Listings of boxed layout items
--

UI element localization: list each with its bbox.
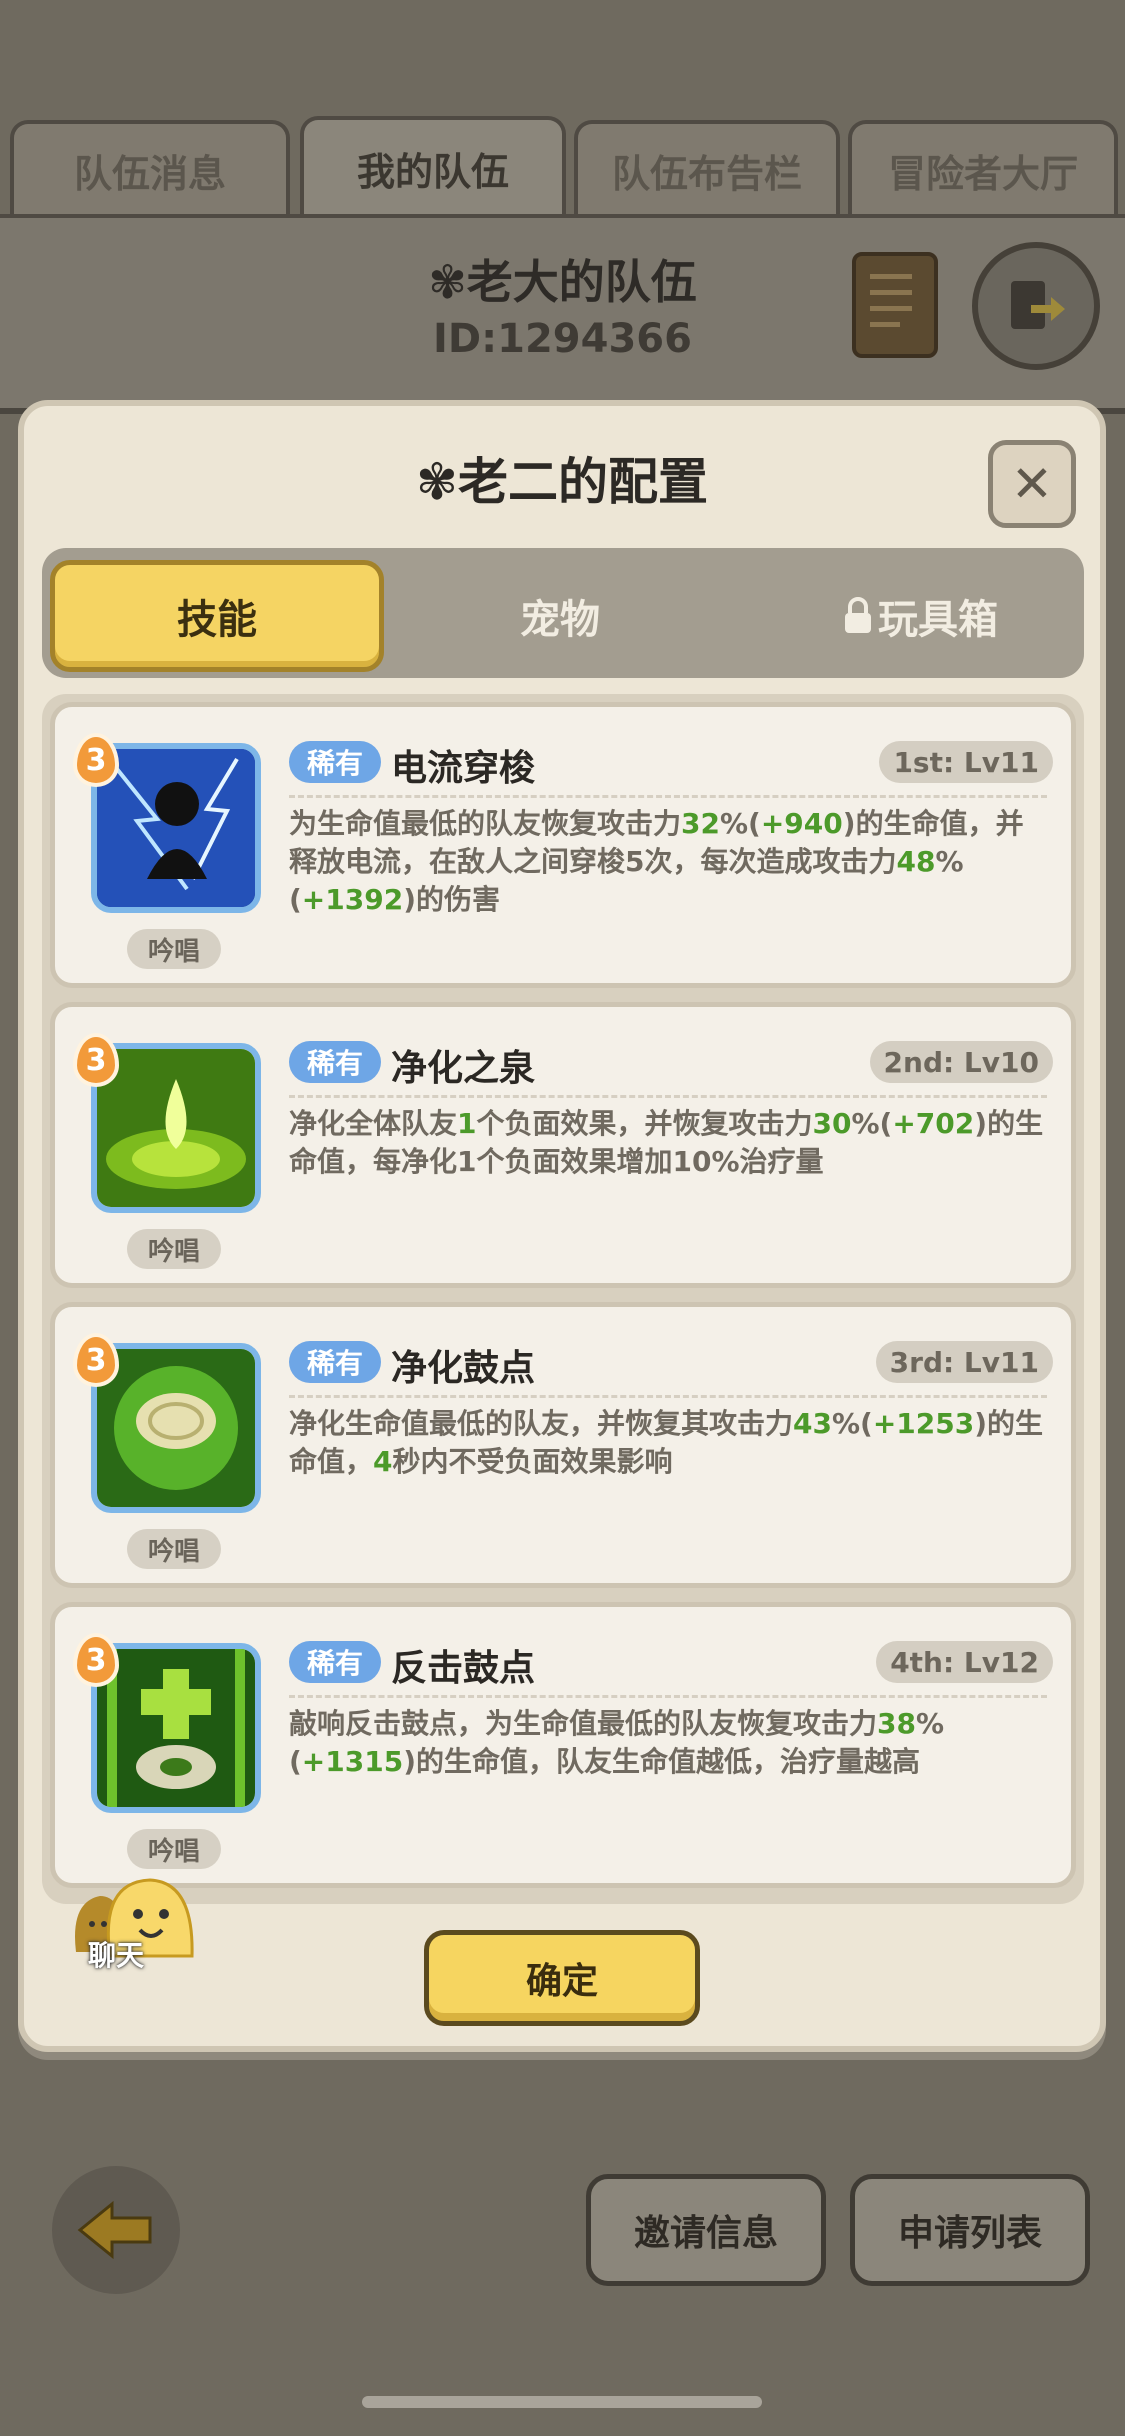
skill-description: 敲响反击鼓点，为生命值最低的队友恢复攻击力38%(+1315)的生命值，队友生命…	[289, 1707, 945, 1778]
rarity-badge: 稀有	[289, 741, 381, 783]
tab-toy-box-label: 玩具箱	[878, 597, 998, 643]
back-arrow-icon	[77, 2200, 152, 2260]
level-badge: 3	[73, 733, 119, 787]
scroll-lines-icon	[870, 274, 912, 327]
cast-type-badge: 吟唱	[127, 1229, 221, 1269]
tab-team-messages[interactable]: 队伍消息	[10, 120, 290, 216]
rarity-badge: 稀有	[289, 1641, 381, 1683]
confirm-button[interactable]: 确定	[424, 1930, 700, 2026]
cast-type-badge: 吟唱	[127, 929, 221, 969]
level-badge: 3	[73, 1333, 119, 1387]
skill-description: 净化生命值最低的队友，并恢复其攻击力43%(+1253)的生命值，4秒内不受负面…	[289, 1407, 1044, 1478]
home-indicator[interactable]	[362, 2396, 762, 2408]
close-icon: ✕	[1011, 455, 1053, 513]
team-tab-bar: 队伍消息 我的队伍 队伍布告栏 冒险者大厅	[0, 112, 1125, 216]
back-button[interactable]	[52, 2166, 180, 2294]
cast-type-badge: 吟唱	[127, 1829, 221, 1869]
tab-team-board[interactable]: 队伍布告栏	[574, 120, 840, 216]
skill-card[interactable]: 3 吟唱 稀有 电流穿梭 1st: Lv11 为生命值最低的队友恢复攻击力32%…	[50, 702, 1076, 988]
skill-name: 电流穿梭	[391, 748, 536, 789]
divider	[289, 1695, 1047, 1698]
team-id: ID:1294366	[433, 316, 692, 362]
skill-name: 净化鼓点	[391, 1348, 536, 1389]
level-badge: 3	[73, 1033, 119, 1087]
divider	[289, 1095, 1047, 1098]
modal-title: ✾老二的配置	[416, 453, 708, 511]
close-button[interactable]: ✕	[988, 440, 1076, 528]
level-badge: 3	[73, 1633, 119, 1687]
team-header	[0, 214, 1125, 414]
rarity-badge: 稀有	[289, 1041, 381, 1083]
tab-adventurer-hall[interactable]: 冒险者大厅	[848, 120, 1118, 216]
divider	[289, 1395, 1047, 1398]
tab-skills[interactable]: 技能	[50, 560, 384, 672]
exit-door-icon	[1011, 281, 1065, 329]
rarity-badge: 稀有	[289, 1341, 381, 1383]
skill-card[interactable]: 3 吟唱 稀有 反击鼓点 4th: Lv12 敲响反击鼓点，为生命值最低的队友恢…	[50, 1602, 1076, 1888]
skill-description: 为生命值最低的队友恢复攻击力32%(+940)的生命值，并释放电流，在敌人之间穿…	[289, 807, 1024, 916]
tab-toy-box[interactable]: 玩具箱	[800, 560, 1040, 672]
skill-card[interactable]: 3 吟唱 稀有 净化之泉 2nd: Lv10 净化全体队友1个负面效果，并恢复攻…	[50, 1002, 1076, 1288]
cast-type-badge: 吟唱	[127, 1529, 221, 1569]
skill-slot-level: 3rd: Lv11	[875, 1341, 1053, 1383]
apply-list-button[interactable]: 申请列表	[850, 2174, 1090, 2286]
exit-team-button[interactable]	[972, 242, 1100, 370]
skill-slot-level: 4th: Lv12	[876, 1641, 1053, 1683]
skill-slot-level: 2nd: Lv10	[869, 1041, 1053, 1083]
divider	[289, 795, 1047, 798]
invite-info-button[interactable]: 邀请信息	[586, 2174, 826, 2286]
team-name: ✾老大的队伍	[428, 255, 697, 309]
chat-label: 聊天	[88, 1939, 145, 1972]
skill-name: 净化之泉	[391, 1048, 536, 1089]
lock-icon	[845, 597, 871, 633]
skill-card[interactable]: 3 吟唱 稀有 净化鼓点 3rd: Lv11 净化生命值最低的队友，并恢复其攻击…	[50, 1302, 1076, 1588]
skill-slot-level: 1st: Lv11	[879, 741, 1053, 783]
tab-my-team[interactable]: 我的队伍	[300, 116, 566, 216]
tab-pets[interactable]: 宠物	[440, 560, 680, 672]
scroll-icon[interactable]	[852, 252, 938, 358]
skill-name: 反击鼓点	[391, 1648, 536, 1689]
skill-description: 净化全体队友1个负面效果，并恢复攻击力30%(+702)的生命值，每净化1个负面…	[289, 1107, 1044, 1178]
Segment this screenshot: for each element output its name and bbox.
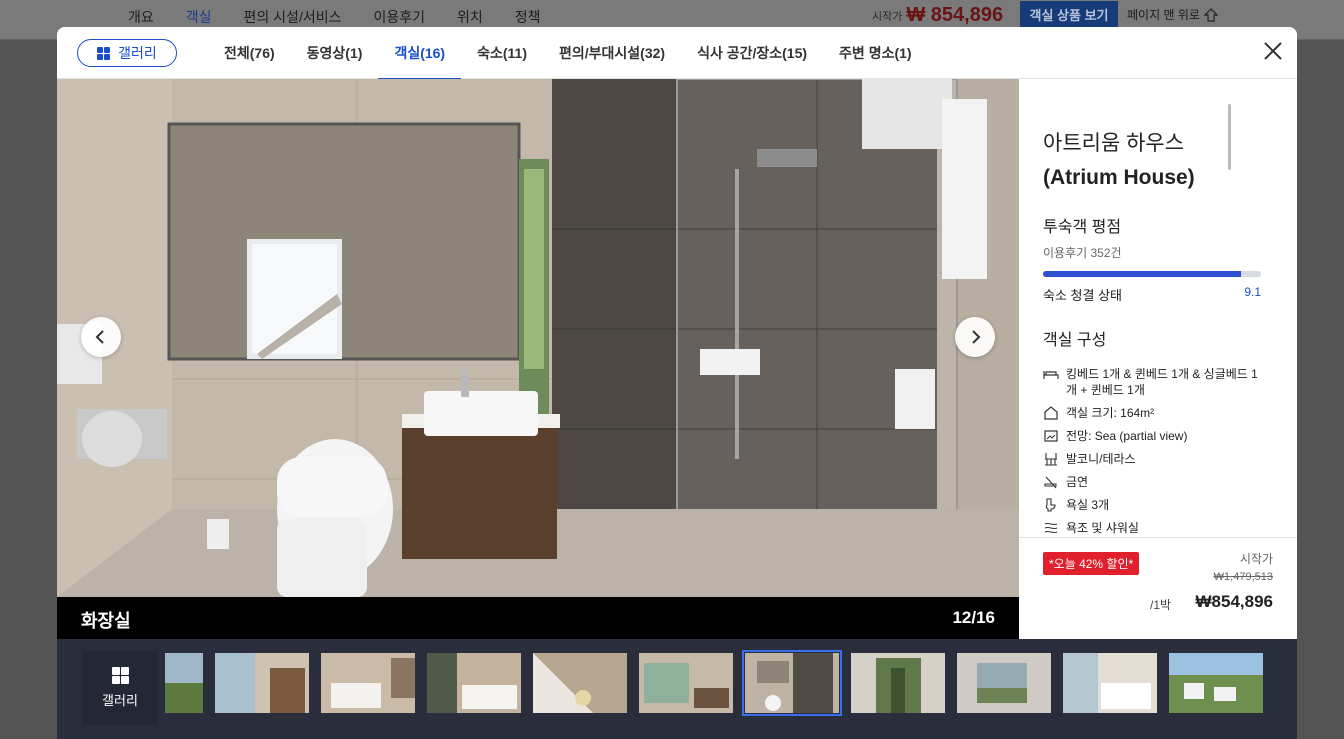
cleanliness-label: 숙소 청결 상태 — [1043, 288, 1122, 303]
photo-counter: 12/16 — [952, 608, 995, 627]
thumbnail-selected[interactable] — [742, 650, 842, 716]
balcony-icon — [1045, 453, 1057, 466]
feature-text: 욕실 3개 — [1066, 498, 1110, 512]
thumbnail[interactable] — [957, 653, 1051, 713]
back-to-top-label: 페이지 맨 위로 — [1127, 8, 1200, 22]
feature-item: 금연 — [1043, 474, 1261, 490]
gallery-button[interactable]: 갤러리 — [77, 39, 177, 67]
tab-property[interactable]: 숙소(11) — [461, 27, 543, 79]
cleanliness-bar — [1043, 271, 1261, 277]
thumbnail[interactable] — [851, 653, 945, 713]
bg-tab-policy[interactable]: 정책 — [515, 7, 541, 27]
photo-gallery-modal: 갤러리 전체(76) 동영상(1) 객실(16) 숙소(11) 편의/부대시설(… — [57, 27, 1297, 639]
thumbnail-strip: 갤러리 — [57, 639, 1297, 739]
back-to-top-link[interactable]: 페이지 맨 위로 — [1127, 6, 1218, 23]
feature-item: 킹베드 1개 & 퀸베드 1개 & 싱글베드 1개 + 퀸베드 1개 — [1043, 366, 1261, 398]
tab-nearby[interactable]: 주변 명소(1) — [823, 27, 928, 79]
tab-amenities[interactable]: 편의/부대시설(32) — [543, 27, 681, 79]
house-size-icon — [1044, 406, 1058, 420]
feature-text: 욕조 및 샤워실 — [1066, 521, 1139, 535]
thumbnail[interactable] — [215, 653, 309, 713]
feature-item: 욕실 3개 — [1043, 497, 1261, 513]
bg-tab-location[interactable]: 위치 — [457, 7, 483, 27]
bg-tab-facilities[interactable]: 편의 시설/서비스 — [244, 7, 342, 27]
bathroom-photo — [57, 79, 1019, 597]
gallery-header: 갤러리 전체(76) 동영상(1) 객실(16) 숙소(11) 편의/부대시설(… — [57, 27, 1297, 80]
grid-icon — [111, 667, 129, 684]
chevron-left-icon — [95, 330, 104, 344]
background-tabs: 개요 객실 편의 시설/서비스 이용후기 위치 정책 — [128, 7, 573, 27]
property-side-panel: 아트리움 하우스 (Atrium House) 투숙객 평점 이용후기 352건… — [1019, 79, 1297, 639]
thumbnail[interactable] — [1169, 653, 1263, 713]
strip-gallery-button[interactable]: 갤러리 — [82, 651, 158, 725]
bg-price-value: ₩ 854,896 — [906, 4, 1004, 26]
thumbnail[interactable] — [639, 653, 733, 713]
close-icon[interactable] — [1261, 39, 1285, 63]
per-night-label: /1박 — [1150, 598, 1172, 612]
side-panel-scrollbar[interactable] — [1228, 104, 1231, 170]
next-photo-button[interactable] — [955, 317, 995, 357]
tab-rooms[interactable]: 객실(16) — [378, 27, 461, 80]
price-box: *오늘 42% 할인* 시작가 ₩1,479,513 /1박 ₩854,896 — [1019, 537, 1297, 639]
prev-photo-button[interactable] — [81, 317, 121, 357]
bg-tab-reviews[interactable]: 이용후기 — [373, 7, 425, 27]
category-tabs: 전체(76) 동영상(1) 객실(16) 숙소(11) 편의/부대시설(32) … — [208, 27, 928, 80]
feature-item: 욕조 및 샤워실 — [1043, 520, 1261, 535]
thumbnail[interactable] — [427, 653, 521, 713]
tab-all[interactable]: 전체(76) — [208, 27, 291, 79]
room-config-title: 객실 구성 — [1043, 332, 1107, 349]
arrow-up-icon — [1203, 7, 1218, 22]
thumbnail[interactable] — [1063, 653, 1157, 713]
main-photo — [57, 79, 1019, 597]
bg-tab-overview[interactable]: 개요 — [128, 7, 154, 27]
photo-caption: 화장실 — [81, 611, 131, 631]
feature-text: 금연 — [1066, 475, 1089, 489]
cleanliness-score: 9.1 — [1244, 285, 1261, 299]
bg-tab-rooms[interactable]: 객실 — [186, 7, 212, 27]
thumbnail[interactable] — [533, 653, 627, 713]
cleanliness-row: 숙소 청결 상태 9.1 — [1043, 285, 1261, 304]
shower-icon — [1044, 522, 1058, 534]
tab-dining[interactable]: 식사 공간/장소(15) — [681, 27, 823, 79]
discount-badge: *오늘 42% 할인* — [1043, 552, 1140, 575]
bg-price-from-label: 시작가 — [872, 10, 903, 23]
current-price: ₩854,896 — [1195, 592, 1274, 611]
review-count[interactable]: 이용후기 352건 — [1043, 244, 1261, 261]
no-smoking-icon — [1044, 476, 1057, 489]
view-icon — [1044, 430, 1058, 442]
cleanliness-bar-fill — [1043, 271, 1242, 277]
room-features: 킹베드 1개 & 퀸베드 1개 & 싱글베드 1개 + 퀸베드 1개 객실 크기… — [1043, 366, 1261, 535]
chevron-right-icon — [972, 330, 981, 344]
feature-item: 전망: Sea (partial view) — [1043, 428, 1261, 444]
view-room-offers-button[interactable]: 객실 상품 보기 — [1020, 1, 1118, 27]
feature-text: 킹베드 1개 & 퀸베드 1개 & 싱글베드 1개 + 퀸베드 1개 — [1066, 367, 1258, 397]
tab-video[interactable]: 동영상(1) — [291, 27, 379, 79]
original-price: ₩1,479,513 — [1213, 571, 1273, 583]
strip-gallery-label: 갤러리 — [102, 693, 138, 708]
bg-price: 시작가 ₩ 854,896 — [872, 4, 1003, 27]
feature-text: 전망: Sea (partial view) — [1066, 429, 1188, 443]
bed-icon — [1043, 371, 1059, 379]
grid-icon — [97, 46, 111, 60]
photo-caption-bar: 화장실 12/16 — [57, 597, 1019, 639]
property-details: 아트리움 하우스 (Atrium House) 투숙객 평점 이용후기 352건… — [1019, 79, 1297, 535]
feature-text: 발코니/테라스 — [1066, 452, 1136, 466]
thumbnail[interactable] — [321, 653, 415, 713]
feature-text: 객실 크기: 164m² — [1066, 406, 1155, 420]
toilet-icon — [1045, 498, 1056, 512]
rating-title: 투숙객 평점 — [1043, 219, 1122, 236]
gallery-button-label: 갤러리 — [118, 45, 157, 61]
feature-item: 발코니/테라스 — [1043, 451, 1261, 467]
thumbnail[interactable] — [165, 653, 203, 713]
price-from-label: 시작가 — [1239, 552, 1273, 566]
feature-item: 객실 크기: 164m² — [1043, 405, 1261, 421]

--

• _TASK TO CARRY OUT_:
Transcribe the entries from the line with "1707, 945, 1778]" to the line with "214, 1125, 414]", with both of those lines included.

• _PROBLEM SOLUTION_:
skill-description: 敲响反击鼓点，为生命值最低的队友恢复攻击力38%(+1315)的生命值，队友生命…	[289, 1707, 945, 1778]
rarity-badge: 稀有	[289, 741, 381, 783]
tab-toy-box-label: 玩具箱	[878, 597, 998, 643]
back-arrow-icon	[77, 2200, 152, 2260]
level-badge: 3	[73, 733, 119, 787]
scroll-lines-icon	[870, 274, 912, 327]
cast-type-badge: 吟唱	[127, 1229, 221, 1269]
tab-team-messages[interactable]: 队伍消息	[10, 120, 290, 216]
rarity-badge: 稀有	[289, 1641, 381, 1683]
confirm-button[interactable]: 确定	[424, 1930, 700, 2026]
cast-type-badge: 吟唱	[127, 929, 221, 969]
level-badge: 3	[73, 1333, 119, 1387]
skill-description: 净化生命值最低的队友，并恢复其攻击力43%(+1253)的生命值，4秒内不受负面…	[289, 1407, 1044, 1478]
home-indicator[interactable]	[362, 2396, 762, 2408]
close-icon: ✕	[1011, 455, 1053, 513]
team-tab-bar: 队伍消息 我的队伍 队伍布告栏 冒险者大厅	[0, 112, 1125, 216]
back-button[interactable]	[52, 2166, 180, 2294]
cast-type-badge: 吟唱	[127, 1829, 221, 1869]
tab-team-board[interactable]: 队伍布告栏	[574, 120, 840, 216]
skill-card[interactable]: 3 吟唱 稀有 电流穿梭 1st: Lv11 为生命值最低的队友恢复攻击力32%…	[50, 702, 1076, 988]
skill-name: 电流穿梭	[391, 748, 536, 789]
divider	[289, 1695, 1047, 1698]
team-id: ID:1294366	[433, 316, 692, 362]
skill-name: 净化鼓点	[391, 1348, 536, 1389]
level-badge: 3	[73, 1033, 119, 1087]
divider	[289, 1095, 1047, 1098]
modal-title: ✾老二的配置	[416, 453, 708, 511]
close-button[interactable]: ✕	[988, 440, 1076, 528]
level-badge: 3	[73, 1633, 119, 1687]
team-header	[0, 214, 1125, 414]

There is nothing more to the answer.